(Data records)

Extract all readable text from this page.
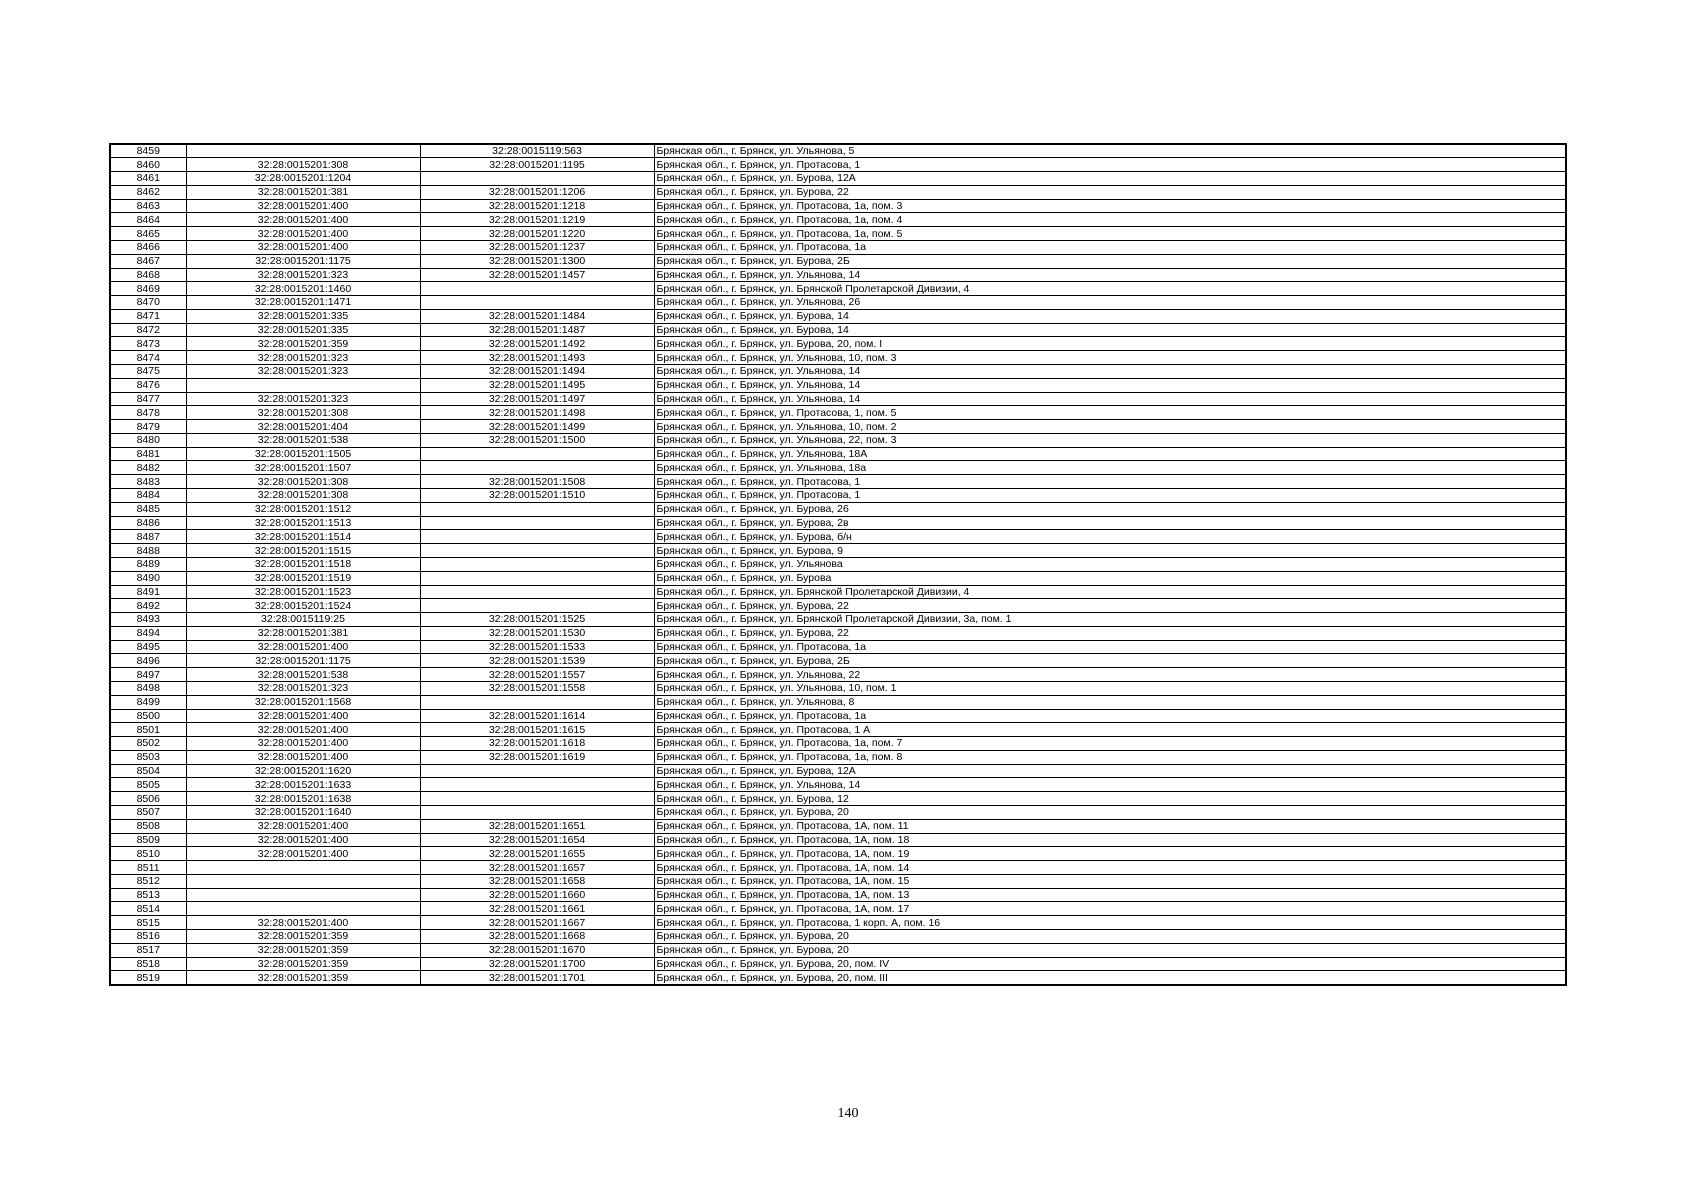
8459		32:28:0015119:563	Брянская обл., г. Брянск, ул. Ульянова, 5
8460	32:28:0015201:308	32:28:0015201:1195	Брянская обл., г. Брянск, ул. Протасова, 1
8461	32:28:0015201:1204		Брянская обл., г. Брянск, ул. Бурова, 12А
8462	32:28:0015201:381	32:28:0015201:1206	Брянская обл., г. Брянск, ул. Бурова, 22
8463	32:28:0015201:400	32:28:0015201:1218	Брянская обл., г. Брянск, ул. Протасова, 1а, пом. 3
8464	32:28:0015201:400	32:28:0015201:1219	Брянская обл., г. Брянск, ул. Протасова, 1а, пом. 4
8465	32:28:0015201:400	32:28:0015201:1220	Брянская обл., г. Брянск, ул. Протасова, 1а, пом. 5
8466	32:28:0015201:400	32:28:0015201:1237	Брянская обл., г. Брянск, ул. Протасова, 1а
8467	32:28:0015201:1175	32:28:0015201:1300	Брянская обл., г. Брянск, ул. Бурова, 2Б
8468	32:28:0015201:323	32:28:0015201:1457	Брянская обл., г. Брянск, ул. Ульянова, 14
8469	32:28:0015201:1460		Брянская обл., г. Брянск, ул. Брянской Пролетарской Дивизии, 4
8470	32:28:0015201:1471		Брянская обл., г. Брянск, ул. Ульянова, 26
8471	32:28:0015201:335	32:28:0015201:1484	Брянская обл., г. Брянск, ул. Бурова, 14
8472	32:28:0015201:335	32:28:0015201:1487	Брянская обл., г. Брянск, ул. Бурова, 14
8473	32:28:0015201:359	32:28:0015201:1492	Брянская обл., г. Брянск, ул. Бурова, 20, пом. I
8474	32:28:0015201:323	32:28:0015201:1493	Брянская обл., г. Брянск, ул. Ульянова, 10, пом. 3
8475	32:28:0015201:323	32:28:0015201:1494	Брянская обл., г. Брянск, ул. Ульянова, 14
8476		32:28:0015201:1495	Брянская обл., г. Брянск, ул. Ульянова, 14
8477	32:28:0015201:323	32:28:0015201:1497	Брянская обл., г. Брянск, ул. Ульянова, 14
8478	32:28:0015201:308	32:28:0015201:1498	Брянская обл., г. Брянск, ул. Протасова, 1, пом. 5
8479	32:28:0015201:404	32:28:0015201:1499	Брянская обл., г. Брянск, ул. Ульянова, 10, пом. 2
8480	32:28:0015201:538	32:28:0015201:1500	Брянская обл., г. Брянск, ул. Ульянова, 22, пом. 3
8481	32:28:0015201:1505		Брянская обл., г. Брянск, ул. Ульянова, 18А
8482	32:28:0015201:1507		Брянская обл., г. Брянск, ул. Ульянова, 18а
8483	32:28:0015201:308	32:28:0015201:1508	Брянская обл., г. Брянск, ул. Протасова, 1
8484	32:28:0015201:308	32:28:0015201:1510	Брянская обл., г. Брянск, ул. Протасова, 1
8485	32:28:0015201:1512		Брянская обл., г. Брянск, ул. Бурова, 26
8486	32:28:0015201:1513		Брянская обл., г. Брянск, ул. Бурова, 2в
8487	32:28:0015201:1514		Брянская обл., г. Брянск, ул. Бурова, б/н
8488	32:28:0015201:1515		Брянская обл., г. Брянск, ул. Бурова, 9
8489	32:28:0015201:1518		Брянская обл., г. Брянск, ул. Ульянова
8490	32:28:0015201:1519		Брянская обл., г. Брянск, ул. Бурова
8491	32:28:0015201:1523		Брянская обл., г. Брянск, ул. Брянской Пролетарской Дивизии, 4
8492	32:28:0015201:1524		Брянская обл., г. Брянск, ул. Бурова, 22
8493	32:28:0015119:25	32:28:0015201:1525	Брянская обл., г. Брянск, ул. Брянской Пролетарской Дивизии, 3а, пом. 1
8494	32:28:0015201:381	32:28:0015201:1530	Брянская обл., г. Брянск, ул. Бурова, 22
8495	32:28:0015201:400	32:28:0015201:1533	Брянская обл., г. Брянск, ул. Протасова, 1а
8496	32:28:0015201:1175	32:28:0015201:1539	Брянская обл., г. Брянск, ул. Бурова, 2Б
8497	32:28:0015201:538	32:28:0015201:1557	Брянская обл., г. Брянск, ул. Ульянова, 22
8498	32:28:0015201:323	32:28:0015201:1558	Брянская обл., г. Брянск, ул. Ульянова, 10, пом. 1
8499	32:28:0015201:1568		Брянская обл., г. Брянск, ул. Ульянова, 8
8500	32:28:0015201:400	32:28:0015201:1614	Брянская обл., г. Брянск, ул. Протасова, 1а
8501	32:28:0015201:400	32:28:0015201:1615	Брянская обл., г. Брянск, ул. Протасова, 1 А
8502	32:28:0015201:400	32:28:0015201:1618	Брянская обл., г. Брянск, ул. Протасова, 1а, пом. 7
8503	32:28:0015201:400	32:28:0015201:1619	Брянская обл., г. Брянск, ул. Протасова, 1а, пом. 8
8504	32:28:0015201:1620		Брянская обл., г. Брянск, ул. Бурова, 12А
8505	32:28:0015201:1633		Брянская обл., г. Брянск, ул. Ульянова, 14
8506	32:28:0015201:1638		Брянская обл., г. Брянск, ул. Бурова, 12
8507	32:28:0015201:1640		Брянская обл., г. Брянск, ул. Бурова, 20
8508	32:28:0015201:400	32:28:0015201:1651	Брянская обл., г. Брянск, ул. Протасова, 1А, пом. 11
8509	32:28:0015201:400	32:28:0015201:1654	Брянская обл., г. Брянск, ул. Протасова, 1А, пом. 18
8510	32:28:0015201:400	32:28:0015201:1655	Брянская обл., г. Брянск, ул. Протасова, 1А, пом. 19
8511		32:28:0015201:1657	Брянская обл., г. Брянск, ул. Протасова, 1А, пом. 14
8512		32:28:0015201:1658	Брянская обл., г. Брянск, ул. Протасова, 1А, пом. 15
8513		32:28:0015201:1660	Брянская обл., г. Брянск, ул. Протасова, 1А, пом. 13
8514		32:28:0015201:1661	Брянская обл., г. Брянск, ул. Протасова, 1А, пом. 17
8515	32:28:0015201:400	32:28:0015201:1667	Брянская обл., г. Брянск, ул. Протасова, 1 корп. А, пом. 16
8516	32:28:0015201:359	32:28:0015201:1668	Брянская обл., г. Брянск, ул. Бурова, 20
8517	32:28:0015201:359	32:28:0015201:1670	Брянская обл., г. Брянск, ул. Бурова, 20
8518	32:28:0015201:359	32:28:0015201:1700	Брянская обл., г. Брянск, ул. Бурова, 20, пом. IV
8519	32:28:0015201:359	32:28:0015201:1701	Брянская обл., г. Брянск, ул. Бурова, 20, пом. III
140
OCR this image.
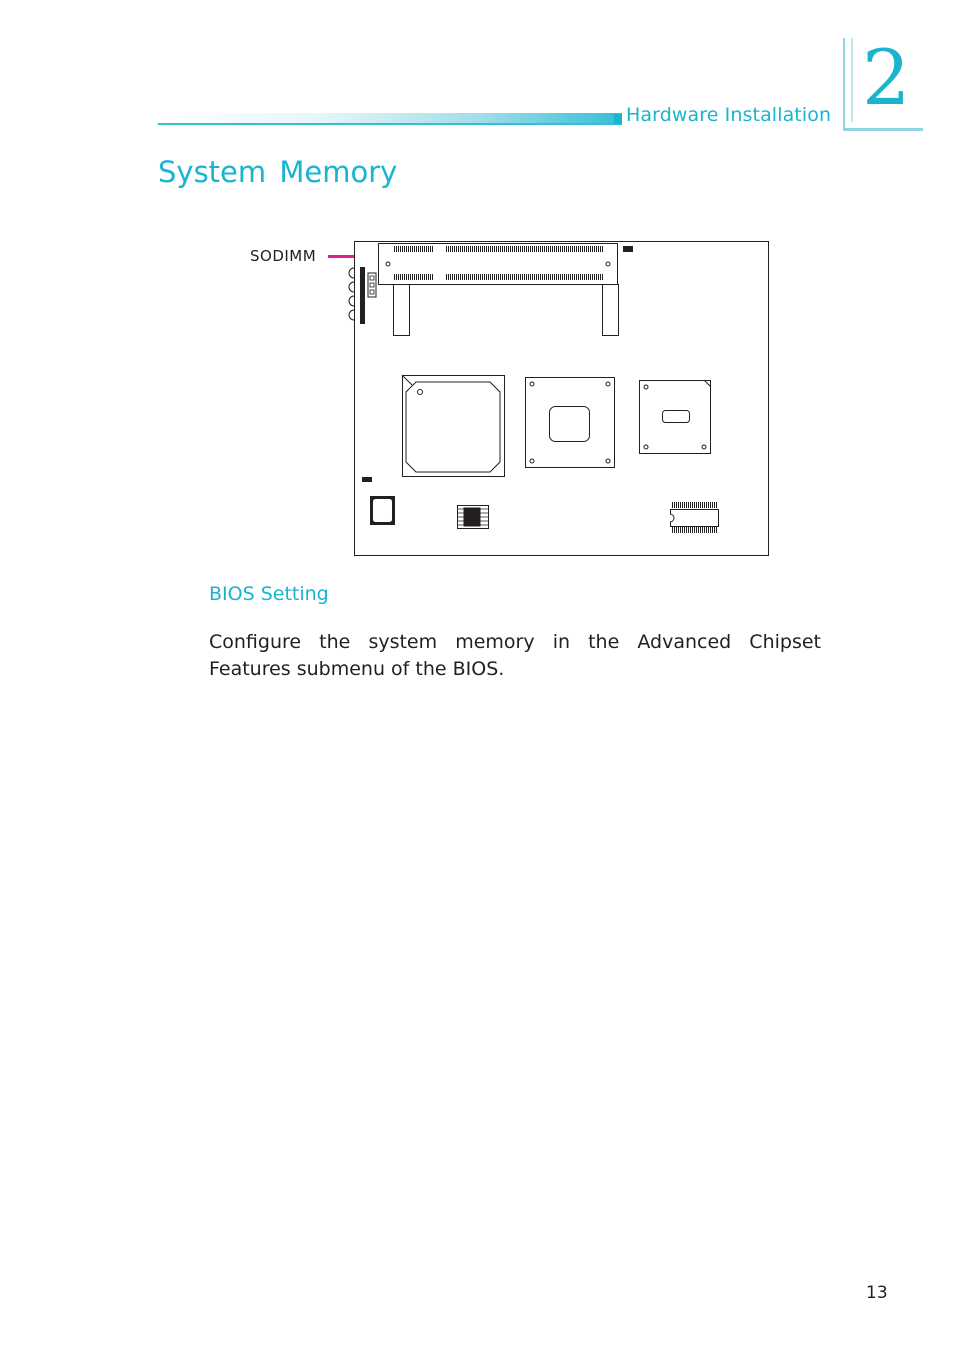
Hardware Installation 2
System Memory
SODIMM
BIOS Setting
Configure the system memory in the Advanced Chipset Features submenu of the BIOS.
13
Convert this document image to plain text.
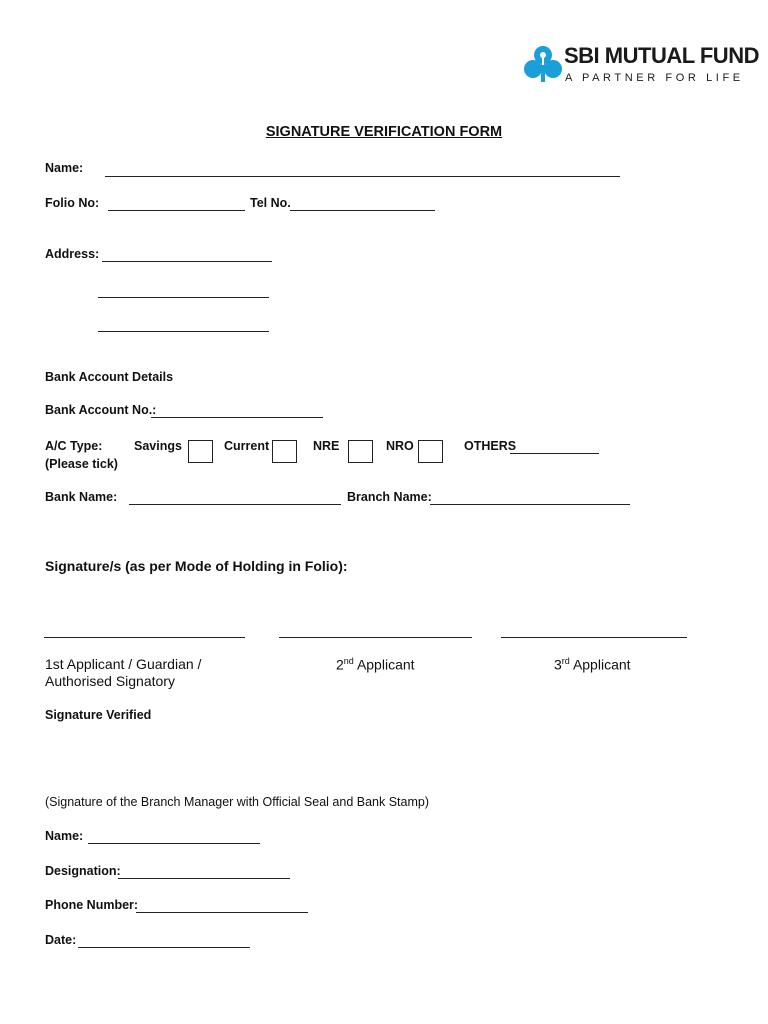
SBI MUTUAL FUND
A PARTNER FOR LIFE
SIGNATURE VERIFICATION FORM
Name:
Folio No:	Tel No.
Address:
Bank Account Details
Bank Account No.:
A/C Type:
(Please tick)
Savings	Current	NRE	NRO	OTHERS
Bank Name:	Branch Name:
Signature/s (as per Mode of Holding in Folio):
1st Applicant / Guardian /
Authorised Signatory
2nd Applicant	3rd Applicant
Signature Verified
(Signature of the Branch Manager with Official Seal and Bank Stamp)
Name:
Designation:
Phone Number:
Date:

_TASK DETAILS_
Copy each line of the listing in which the word "BIOS" can be found.

_SOLUTION_
BIOS Setting
Configure the system memory in the Advanced Chipset Features submenu of the BIOS.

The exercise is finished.